[Structured figure records]
▽

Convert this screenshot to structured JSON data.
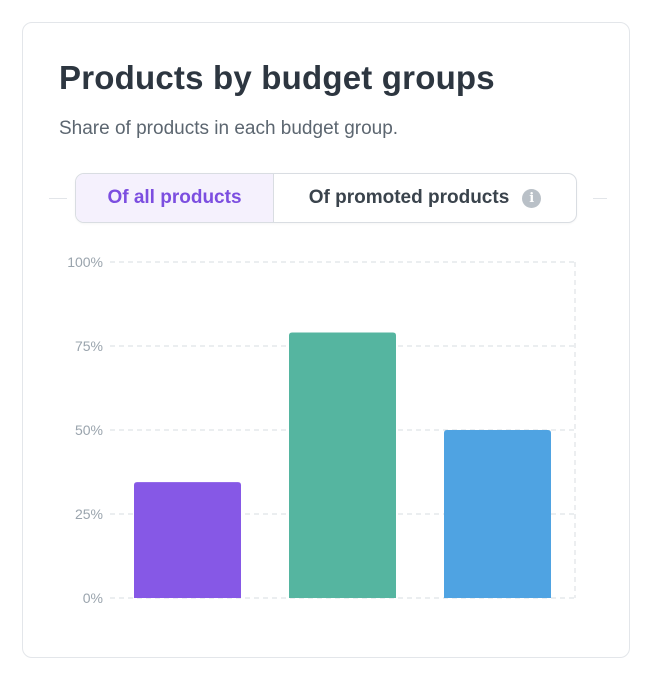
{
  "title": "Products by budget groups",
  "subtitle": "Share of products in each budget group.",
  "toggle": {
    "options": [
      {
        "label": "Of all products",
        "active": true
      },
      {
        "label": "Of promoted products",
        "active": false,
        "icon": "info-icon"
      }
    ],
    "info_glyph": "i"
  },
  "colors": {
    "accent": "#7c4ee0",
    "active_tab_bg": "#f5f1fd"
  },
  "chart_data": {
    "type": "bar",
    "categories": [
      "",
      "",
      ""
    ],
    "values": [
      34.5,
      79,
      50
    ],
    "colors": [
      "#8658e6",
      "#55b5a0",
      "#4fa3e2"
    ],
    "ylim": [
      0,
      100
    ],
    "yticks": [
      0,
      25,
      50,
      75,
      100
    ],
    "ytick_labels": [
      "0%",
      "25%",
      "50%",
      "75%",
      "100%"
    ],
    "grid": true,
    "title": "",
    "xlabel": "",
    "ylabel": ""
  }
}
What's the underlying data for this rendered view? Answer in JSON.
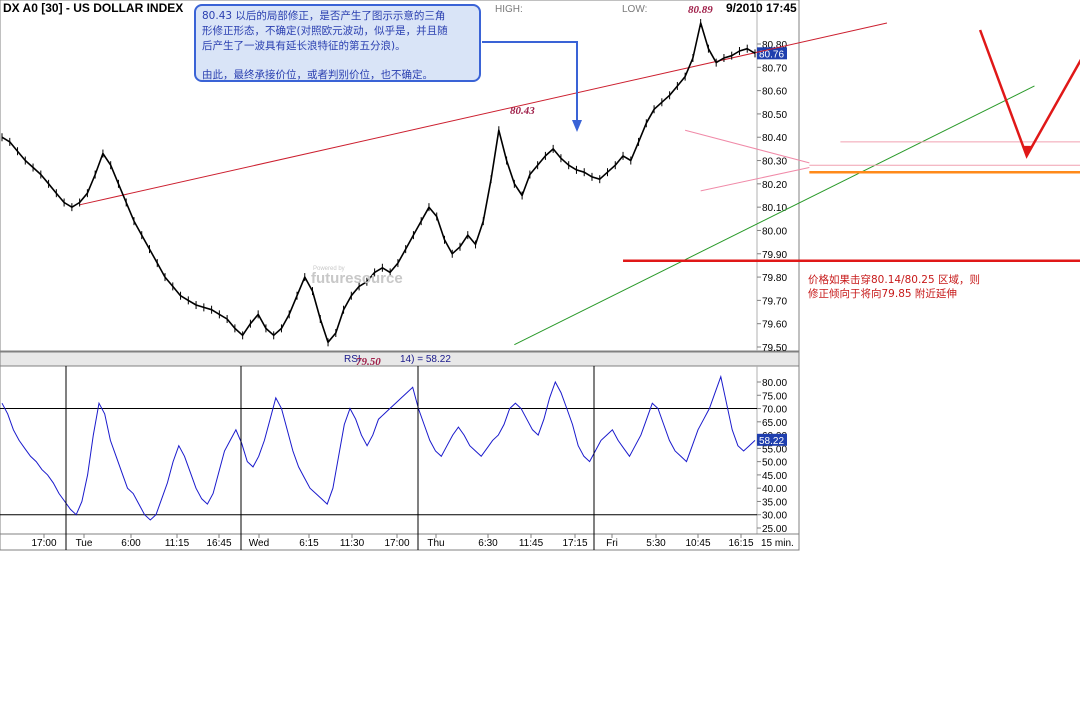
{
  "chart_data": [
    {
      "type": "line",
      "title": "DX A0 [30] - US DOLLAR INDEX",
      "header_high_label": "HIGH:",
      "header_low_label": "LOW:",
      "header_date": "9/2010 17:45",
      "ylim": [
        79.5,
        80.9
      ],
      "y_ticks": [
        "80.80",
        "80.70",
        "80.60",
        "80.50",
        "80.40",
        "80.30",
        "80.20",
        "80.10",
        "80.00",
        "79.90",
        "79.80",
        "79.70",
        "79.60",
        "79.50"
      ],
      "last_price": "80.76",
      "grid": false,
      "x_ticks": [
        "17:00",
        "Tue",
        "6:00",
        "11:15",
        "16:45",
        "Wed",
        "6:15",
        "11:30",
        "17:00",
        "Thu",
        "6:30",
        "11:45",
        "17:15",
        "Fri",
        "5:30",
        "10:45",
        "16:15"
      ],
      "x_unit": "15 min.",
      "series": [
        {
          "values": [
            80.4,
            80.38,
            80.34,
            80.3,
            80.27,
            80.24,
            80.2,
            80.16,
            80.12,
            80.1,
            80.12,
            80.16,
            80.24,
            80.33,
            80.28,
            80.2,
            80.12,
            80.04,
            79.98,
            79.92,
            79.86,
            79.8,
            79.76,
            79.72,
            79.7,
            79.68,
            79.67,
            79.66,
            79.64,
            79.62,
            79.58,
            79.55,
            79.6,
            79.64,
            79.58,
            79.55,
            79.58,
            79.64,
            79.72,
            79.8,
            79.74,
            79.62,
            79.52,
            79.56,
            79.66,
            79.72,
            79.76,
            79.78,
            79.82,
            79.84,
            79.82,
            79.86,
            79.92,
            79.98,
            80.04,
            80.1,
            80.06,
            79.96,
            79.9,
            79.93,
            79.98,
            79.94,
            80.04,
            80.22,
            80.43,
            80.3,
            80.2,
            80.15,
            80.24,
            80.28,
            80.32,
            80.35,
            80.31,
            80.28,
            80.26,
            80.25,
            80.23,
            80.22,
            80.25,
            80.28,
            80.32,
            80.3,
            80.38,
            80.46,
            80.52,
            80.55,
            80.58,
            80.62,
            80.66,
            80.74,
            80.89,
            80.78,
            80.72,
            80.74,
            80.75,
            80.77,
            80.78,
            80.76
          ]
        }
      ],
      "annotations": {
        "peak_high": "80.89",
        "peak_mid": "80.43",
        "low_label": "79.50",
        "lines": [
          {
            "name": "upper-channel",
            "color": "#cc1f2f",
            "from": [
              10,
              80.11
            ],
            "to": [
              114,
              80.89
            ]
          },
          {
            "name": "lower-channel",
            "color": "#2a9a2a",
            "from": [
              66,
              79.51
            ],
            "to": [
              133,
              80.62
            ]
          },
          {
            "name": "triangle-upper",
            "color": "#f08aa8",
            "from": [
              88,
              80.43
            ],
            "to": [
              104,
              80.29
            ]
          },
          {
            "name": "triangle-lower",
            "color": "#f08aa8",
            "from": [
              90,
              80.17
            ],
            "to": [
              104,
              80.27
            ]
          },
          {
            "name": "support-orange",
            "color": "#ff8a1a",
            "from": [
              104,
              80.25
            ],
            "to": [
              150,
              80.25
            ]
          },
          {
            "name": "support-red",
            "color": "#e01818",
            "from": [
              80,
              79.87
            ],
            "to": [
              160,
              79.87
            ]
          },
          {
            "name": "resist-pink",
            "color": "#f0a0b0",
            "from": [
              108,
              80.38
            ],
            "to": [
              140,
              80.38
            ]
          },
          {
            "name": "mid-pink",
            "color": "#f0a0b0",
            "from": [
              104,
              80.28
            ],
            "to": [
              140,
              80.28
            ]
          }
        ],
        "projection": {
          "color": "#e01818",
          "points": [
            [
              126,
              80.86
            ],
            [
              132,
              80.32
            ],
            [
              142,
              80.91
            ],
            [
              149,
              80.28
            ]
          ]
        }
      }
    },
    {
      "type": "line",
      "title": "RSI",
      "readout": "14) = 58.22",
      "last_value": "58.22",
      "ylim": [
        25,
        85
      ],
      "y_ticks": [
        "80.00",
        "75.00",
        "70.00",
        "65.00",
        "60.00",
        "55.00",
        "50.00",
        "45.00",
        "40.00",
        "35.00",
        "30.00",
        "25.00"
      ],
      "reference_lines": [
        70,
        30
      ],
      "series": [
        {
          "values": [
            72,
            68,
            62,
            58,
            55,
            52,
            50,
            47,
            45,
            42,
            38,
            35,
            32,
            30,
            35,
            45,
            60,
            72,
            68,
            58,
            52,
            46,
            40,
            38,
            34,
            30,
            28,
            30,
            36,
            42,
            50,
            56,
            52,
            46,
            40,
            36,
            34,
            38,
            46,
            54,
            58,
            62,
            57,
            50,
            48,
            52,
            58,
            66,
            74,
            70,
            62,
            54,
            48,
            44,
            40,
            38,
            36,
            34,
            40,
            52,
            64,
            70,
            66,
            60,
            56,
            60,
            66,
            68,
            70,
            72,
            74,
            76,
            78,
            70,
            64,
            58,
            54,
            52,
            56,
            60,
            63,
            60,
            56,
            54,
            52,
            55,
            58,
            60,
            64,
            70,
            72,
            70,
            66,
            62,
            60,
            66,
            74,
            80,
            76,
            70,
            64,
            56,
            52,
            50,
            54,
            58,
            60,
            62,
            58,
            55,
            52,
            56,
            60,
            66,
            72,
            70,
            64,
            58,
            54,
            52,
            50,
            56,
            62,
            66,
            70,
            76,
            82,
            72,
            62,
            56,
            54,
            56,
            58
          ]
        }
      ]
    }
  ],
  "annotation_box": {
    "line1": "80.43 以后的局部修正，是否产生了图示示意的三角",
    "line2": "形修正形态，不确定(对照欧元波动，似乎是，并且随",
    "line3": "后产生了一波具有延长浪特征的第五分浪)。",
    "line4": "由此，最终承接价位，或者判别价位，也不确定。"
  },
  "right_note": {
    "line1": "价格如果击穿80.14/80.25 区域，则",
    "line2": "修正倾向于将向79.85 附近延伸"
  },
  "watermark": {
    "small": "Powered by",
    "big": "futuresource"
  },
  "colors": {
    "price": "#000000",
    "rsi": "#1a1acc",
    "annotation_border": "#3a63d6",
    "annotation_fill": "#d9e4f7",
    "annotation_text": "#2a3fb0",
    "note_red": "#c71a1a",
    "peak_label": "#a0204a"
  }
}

△
▽

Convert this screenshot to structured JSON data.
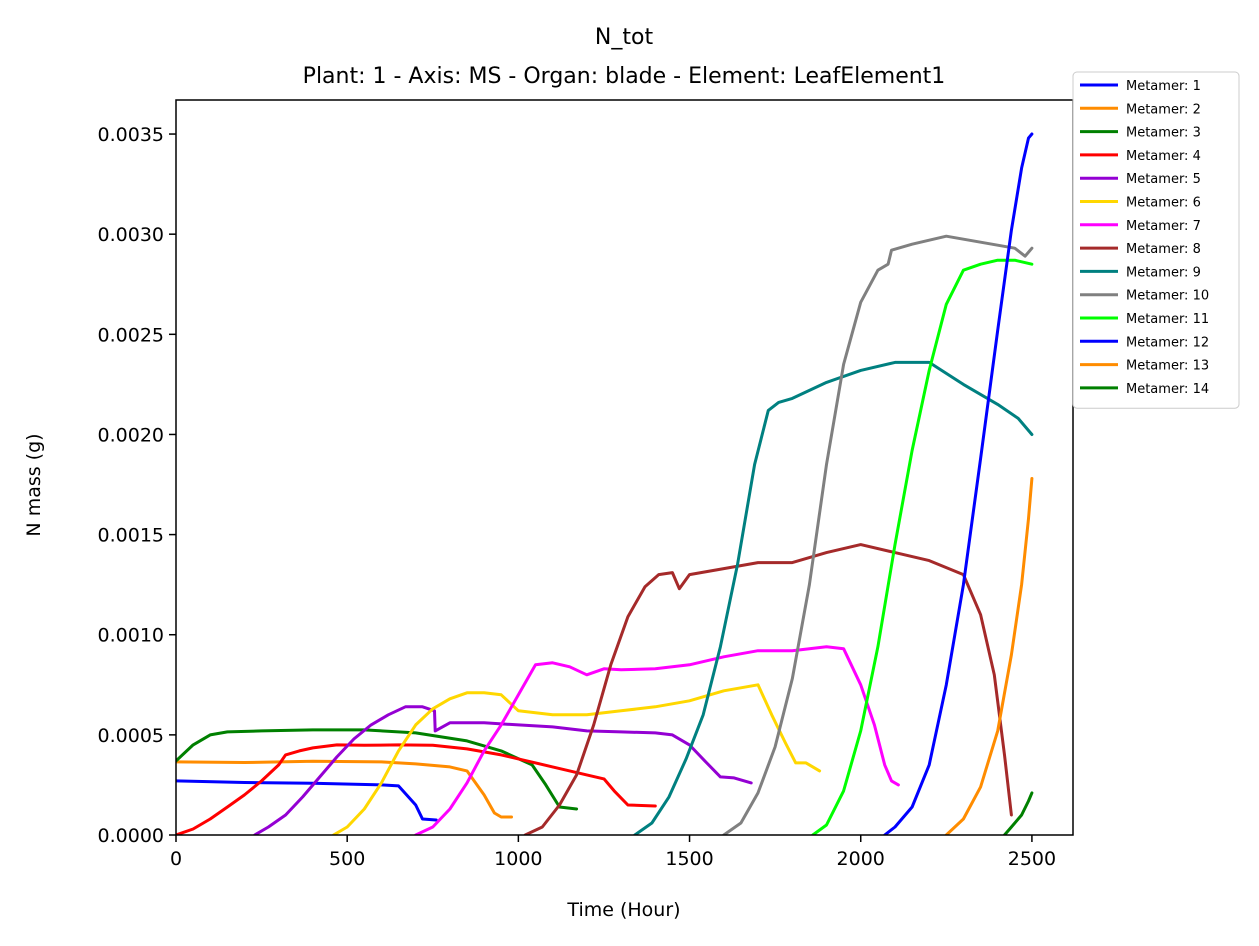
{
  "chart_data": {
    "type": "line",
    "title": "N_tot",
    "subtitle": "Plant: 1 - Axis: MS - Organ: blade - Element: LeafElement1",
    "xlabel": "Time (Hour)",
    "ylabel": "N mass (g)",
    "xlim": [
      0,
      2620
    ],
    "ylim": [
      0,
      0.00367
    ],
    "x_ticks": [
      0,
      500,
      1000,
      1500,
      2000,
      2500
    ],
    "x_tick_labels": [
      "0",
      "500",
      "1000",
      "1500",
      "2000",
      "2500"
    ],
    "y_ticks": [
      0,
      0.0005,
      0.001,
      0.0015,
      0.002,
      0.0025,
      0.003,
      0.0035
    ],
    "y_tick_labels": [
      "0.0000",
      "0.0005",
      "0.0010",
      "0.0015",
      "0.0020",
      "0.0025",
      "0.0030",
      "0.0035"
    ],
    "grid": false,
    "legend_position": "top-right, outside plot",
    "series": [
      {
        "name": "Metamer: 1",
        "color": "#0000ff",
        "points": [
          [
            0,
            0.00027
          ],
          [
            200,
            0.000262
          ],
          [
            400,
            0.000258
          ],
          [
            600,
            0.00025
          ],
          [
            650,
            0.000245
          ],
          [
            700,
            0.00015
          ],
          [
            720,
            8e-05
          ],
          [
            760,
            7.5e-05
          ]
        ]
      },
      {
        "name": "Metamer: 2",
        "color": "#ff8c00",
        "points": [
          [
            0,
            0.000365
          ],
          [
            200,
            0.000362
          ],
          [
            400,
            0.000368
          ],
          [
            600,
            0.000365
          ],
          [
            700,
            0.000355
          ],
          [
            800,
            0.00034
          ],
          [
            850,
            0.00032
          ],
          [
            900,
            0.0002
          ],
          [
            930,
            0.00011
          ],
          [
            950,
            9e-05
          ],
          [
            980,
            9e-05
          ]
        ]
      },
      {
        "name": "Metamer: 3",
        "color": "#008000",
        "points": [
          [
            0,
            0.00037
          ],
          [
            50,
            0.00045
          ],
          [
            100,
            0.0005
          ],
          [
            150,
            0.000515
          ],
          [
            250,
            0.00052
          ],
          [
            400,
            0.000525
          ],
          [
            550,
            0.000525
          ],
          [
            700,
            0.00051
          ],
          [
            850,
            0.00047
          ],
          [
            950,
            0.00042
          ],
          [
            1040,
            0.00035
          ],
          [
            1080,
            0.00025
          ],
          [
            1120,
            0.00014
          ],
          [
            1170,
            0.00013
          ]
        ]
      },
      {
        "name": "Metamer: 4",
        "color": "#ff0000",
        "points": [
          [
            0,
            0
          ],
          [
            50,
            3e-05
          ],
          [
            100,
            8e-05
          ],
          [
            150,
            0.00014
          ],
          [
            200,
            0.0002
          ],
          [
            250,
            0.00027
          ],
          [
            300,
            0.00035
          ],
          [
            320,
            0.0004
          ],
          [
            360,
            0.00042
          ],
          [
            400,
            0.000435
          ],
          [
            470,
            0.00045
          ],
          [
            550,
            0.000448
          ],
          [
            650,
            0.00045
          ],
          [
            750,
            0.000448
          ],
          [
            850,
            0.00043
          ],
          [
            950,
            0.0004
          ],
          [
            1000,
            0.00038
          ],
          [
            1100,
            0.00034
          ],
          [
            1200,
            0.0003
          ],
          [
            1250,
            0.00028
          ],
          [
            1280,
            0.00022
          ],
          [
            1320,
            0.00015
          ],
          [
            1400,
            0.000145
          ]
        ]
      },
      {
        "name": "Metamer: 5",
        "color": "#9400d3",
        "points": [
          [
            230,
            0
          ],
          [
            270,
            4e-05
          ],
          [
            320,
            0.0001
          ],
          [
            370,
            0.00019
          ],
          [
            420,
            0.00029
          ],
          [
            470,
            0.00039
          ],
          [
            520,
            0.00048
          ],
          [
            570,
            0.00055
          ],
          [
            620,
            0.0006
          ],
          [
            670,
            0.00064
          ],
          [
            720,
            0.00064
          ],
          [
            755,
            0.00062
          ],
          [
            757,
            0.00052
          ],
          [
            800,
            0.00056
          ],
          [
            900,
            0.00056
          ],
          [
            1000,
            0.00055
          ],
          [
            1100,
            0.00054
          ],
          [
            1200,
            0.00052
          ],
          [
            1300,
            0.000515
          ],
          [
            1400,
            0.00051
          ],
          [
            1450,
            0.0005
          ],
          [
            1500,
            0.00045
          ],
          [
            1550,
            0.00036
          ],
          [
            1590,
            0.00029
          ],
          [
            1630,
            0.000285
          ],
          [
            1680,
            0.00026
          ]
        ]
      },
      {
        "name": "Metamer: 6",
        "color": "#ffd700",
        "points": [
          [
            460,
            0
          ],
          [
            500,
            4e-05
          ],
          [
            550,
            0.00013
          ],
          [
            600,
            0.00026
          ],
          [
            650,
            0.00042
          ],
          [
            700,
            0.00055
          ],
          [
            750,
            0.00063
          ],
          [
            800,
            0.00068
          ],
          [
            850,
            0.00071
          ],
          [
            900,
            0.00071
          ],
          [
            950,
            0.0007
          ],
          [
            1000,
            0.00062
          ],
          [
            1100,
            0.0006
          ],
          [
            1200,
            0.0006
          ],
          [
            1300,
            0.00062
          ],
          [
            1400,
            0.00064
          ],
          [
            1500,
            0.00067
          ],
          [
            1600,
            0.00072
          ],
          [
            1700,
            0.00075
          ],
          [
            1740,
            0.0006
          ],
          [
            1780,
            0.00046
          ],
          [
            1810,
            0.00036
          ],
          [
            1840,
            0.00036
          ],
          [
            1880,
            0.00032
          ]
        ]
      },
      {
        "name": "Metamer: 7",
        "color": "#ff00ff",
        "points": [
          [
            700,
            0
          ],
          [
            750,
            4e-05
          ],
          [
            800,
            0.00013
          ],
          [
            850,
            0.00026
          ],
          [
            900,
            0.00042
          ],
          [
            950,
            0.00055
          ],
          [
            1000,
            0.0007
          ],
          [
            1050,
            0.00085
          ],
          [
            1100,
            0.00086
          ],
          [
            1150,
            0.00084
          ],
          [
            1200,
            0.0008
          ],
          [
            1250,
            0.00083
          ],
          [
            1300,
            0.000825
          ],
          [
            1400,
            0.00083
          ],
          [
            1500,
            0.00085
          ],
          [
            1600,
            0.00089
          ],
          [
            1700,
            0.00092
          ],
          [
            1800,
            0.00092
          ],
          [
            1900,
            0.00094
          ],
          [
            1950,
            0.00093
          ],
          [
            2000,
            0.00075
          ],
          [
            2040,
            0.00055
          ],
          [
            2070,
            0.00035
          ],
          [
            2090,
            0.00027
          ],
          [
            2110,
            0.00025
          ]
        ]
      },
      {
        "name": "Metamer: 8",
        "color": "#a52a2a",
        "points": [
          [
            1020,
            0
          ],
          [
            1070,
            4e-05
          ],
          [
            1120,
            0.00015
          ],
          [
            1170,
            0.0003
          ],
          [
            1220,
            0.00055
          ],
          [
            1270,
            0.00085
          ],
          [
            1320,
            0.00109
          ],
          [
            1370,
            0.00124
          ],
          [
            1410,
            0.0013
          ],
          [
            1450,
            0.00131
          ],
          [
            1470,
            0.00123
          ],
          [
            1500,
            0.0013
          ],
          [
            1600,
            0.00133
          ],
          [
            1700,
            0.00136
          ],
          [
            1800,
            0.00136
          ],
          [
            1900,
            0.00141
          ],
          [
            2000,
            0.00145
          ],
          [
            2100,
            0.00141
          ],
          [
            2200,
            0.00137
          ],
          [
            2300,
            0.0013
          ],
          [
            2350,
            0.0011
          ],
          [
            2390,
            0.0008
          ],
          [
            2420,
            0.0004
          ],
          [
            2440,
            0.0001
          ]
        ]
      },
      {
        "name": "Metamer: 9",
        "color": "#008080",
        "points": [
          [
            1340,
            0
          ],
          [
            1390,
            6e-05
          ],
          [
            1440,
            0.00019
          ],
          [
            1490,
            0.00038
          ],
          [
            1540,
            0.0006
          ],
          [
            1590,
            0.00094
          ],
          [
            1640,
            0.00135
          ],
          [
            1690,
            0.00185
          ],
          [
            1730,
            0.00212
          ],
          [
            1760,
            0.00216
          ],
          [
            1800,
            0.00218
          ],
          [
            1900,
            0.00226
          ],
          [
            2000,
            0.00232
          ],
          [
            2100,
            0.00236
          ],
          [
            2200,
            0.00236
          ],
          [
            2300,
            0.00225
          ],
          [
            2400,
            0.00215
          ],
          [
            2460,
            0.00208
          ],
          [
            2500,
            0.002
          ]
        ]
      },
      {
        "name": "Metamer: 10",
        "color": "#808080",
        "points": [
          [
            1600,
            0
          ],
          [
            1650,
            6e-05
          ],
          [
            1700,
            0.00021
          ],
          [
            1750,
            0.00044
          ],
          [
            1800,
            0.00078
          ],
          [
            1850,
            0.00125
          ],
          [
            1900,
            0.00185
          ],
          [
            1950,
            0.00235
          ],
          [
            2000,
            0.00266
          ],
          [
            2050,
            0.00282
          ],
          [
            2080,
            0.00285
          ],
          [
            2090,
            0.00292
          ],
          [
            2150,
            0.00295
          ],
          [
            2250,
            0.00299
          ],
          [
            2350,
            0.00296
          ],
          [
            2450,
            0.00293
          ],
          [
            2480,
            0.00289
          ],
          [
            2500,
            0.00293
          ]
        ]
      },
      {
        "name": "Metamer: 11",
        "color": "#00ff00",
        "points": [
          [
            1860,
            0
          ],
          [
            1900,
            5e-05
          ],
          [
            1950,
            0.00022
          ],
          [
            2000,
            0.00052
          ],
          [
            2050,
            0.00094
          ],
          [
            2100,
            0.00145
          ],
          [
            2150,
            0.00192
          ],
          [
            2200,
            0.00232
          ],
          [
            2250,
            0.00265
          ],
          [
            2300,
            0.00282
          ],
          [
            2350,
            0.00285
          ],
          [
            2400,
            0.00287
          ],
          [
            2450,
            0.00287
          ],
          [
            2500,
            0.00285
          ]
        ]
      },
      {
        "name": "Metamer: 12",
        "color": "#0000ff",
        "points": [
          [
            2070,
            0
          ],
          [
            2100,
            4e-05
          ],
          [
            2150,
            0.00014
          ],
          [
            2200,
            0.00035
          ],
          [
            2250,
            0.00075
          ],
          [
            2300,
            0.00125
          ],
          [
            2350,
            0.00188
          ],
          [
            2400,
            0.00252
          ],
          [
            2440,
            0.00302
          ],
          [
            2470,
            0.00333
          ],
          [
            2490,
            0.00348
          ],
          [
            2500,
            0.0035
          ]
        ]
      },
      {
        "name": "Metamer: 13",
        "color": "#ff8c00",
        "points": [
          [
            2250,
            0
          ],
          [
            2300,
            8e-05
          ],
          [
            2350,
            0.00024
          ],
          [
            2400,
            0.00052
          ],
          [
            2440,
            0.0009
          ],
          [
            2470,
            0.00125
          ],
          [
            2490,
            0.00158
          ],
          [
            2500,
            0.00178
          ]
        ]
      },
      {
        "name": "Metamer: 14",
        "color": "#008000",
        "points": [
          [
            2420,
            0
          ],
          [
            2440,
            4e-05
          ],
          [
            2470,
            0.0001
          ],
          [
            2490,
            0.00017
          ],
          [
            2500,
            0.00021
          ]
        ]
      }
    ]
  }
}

△

- TASK PROMPT -
Copy every line of the listing that contains the word "channel".

- SOLUTION -
            "name": "upper-channel",
            "name": "lower-channel",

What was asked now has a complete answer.